Quote the data below in full, minus the images.

## Records supplied:
(begin)

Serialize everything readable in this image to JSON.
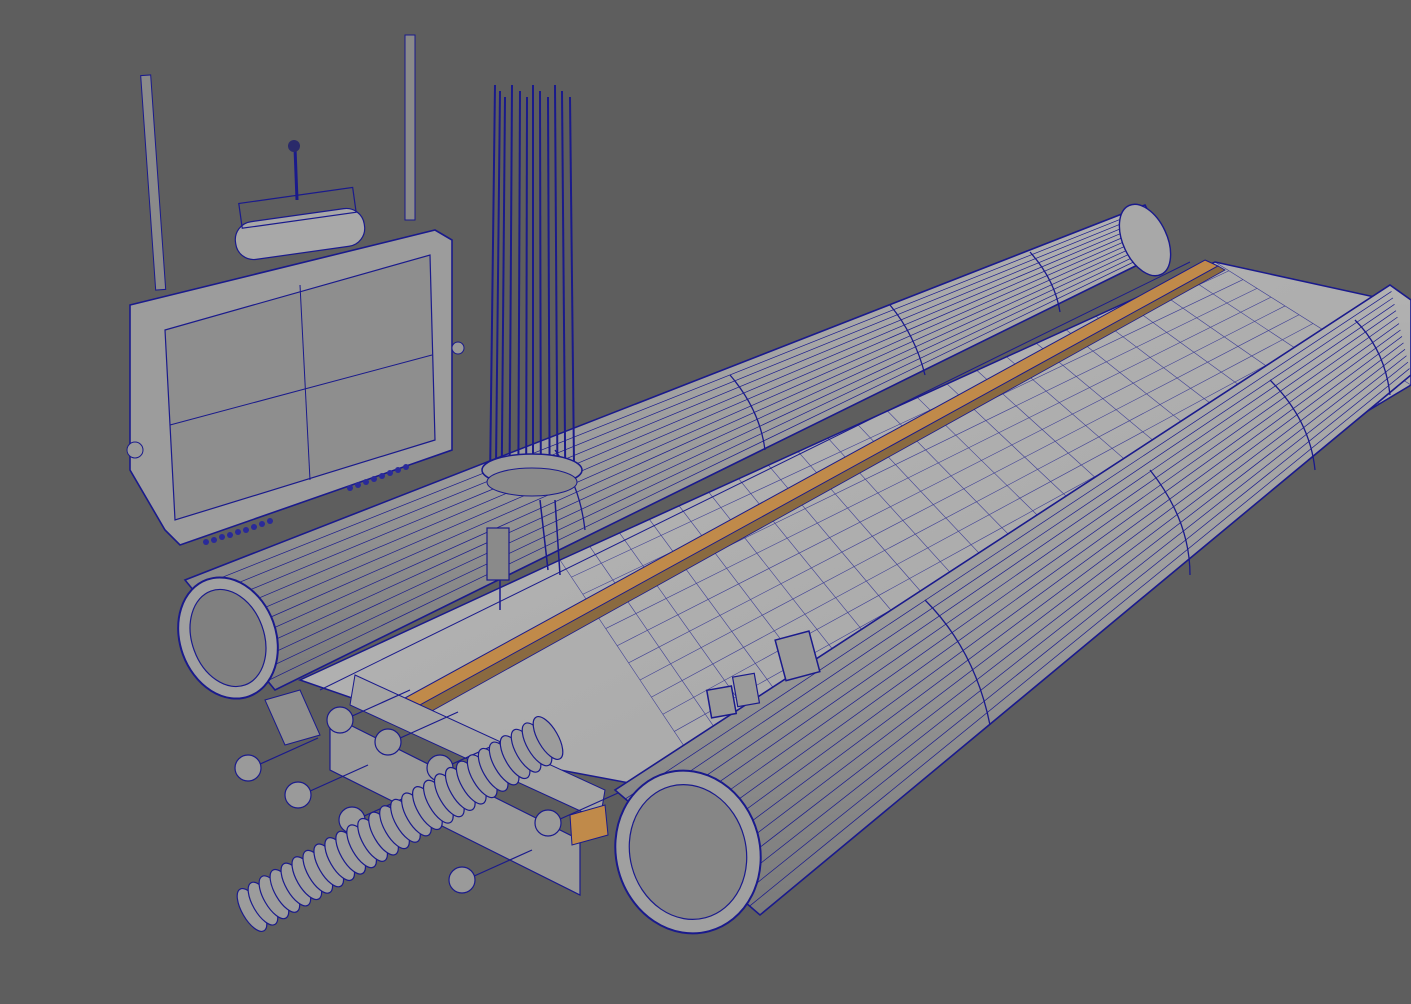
{
  "viewport": {
    "background_color": "#5e5e5e",
    "shading_mode": "wireframe-on-shaded",
    "wire_color": "#1a1a8c",
    "surface_color": "#9a9a9a",
    "accent_strip_color": "#c08a4a"
  },
  "scene": {
    "objects": [
      "back-tube",
      "front-tube",
      "grid-bed",
      "rail",
      "monitor-panel",
      "probe-bundle",
      "coil-spring",
      "knob-bracket-assembly",
      "small-brackets"
    ]
  }
}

(end)

## Result:
Serialize everything readable in this image to JSON.
{
  "viewport": {
    "background_color": "#5e5e5e",
    "shading_mode": "wireframe-on-shaded",
    "wire_color": "#1a1a8c",
    "surface_color": "#9a9a9a",
    "accent_strip_color": "#c08a4a"
  },
  "scene": {
    "objects": [
      "back-tube",
      "front-tube",
      "grid-bed",
      "rail",
      "monitor-panel",
      "probe-bundle",
      "coil-spring",
      "knob-bracket-assembly",
      "small-brackets"
    ]
  }
}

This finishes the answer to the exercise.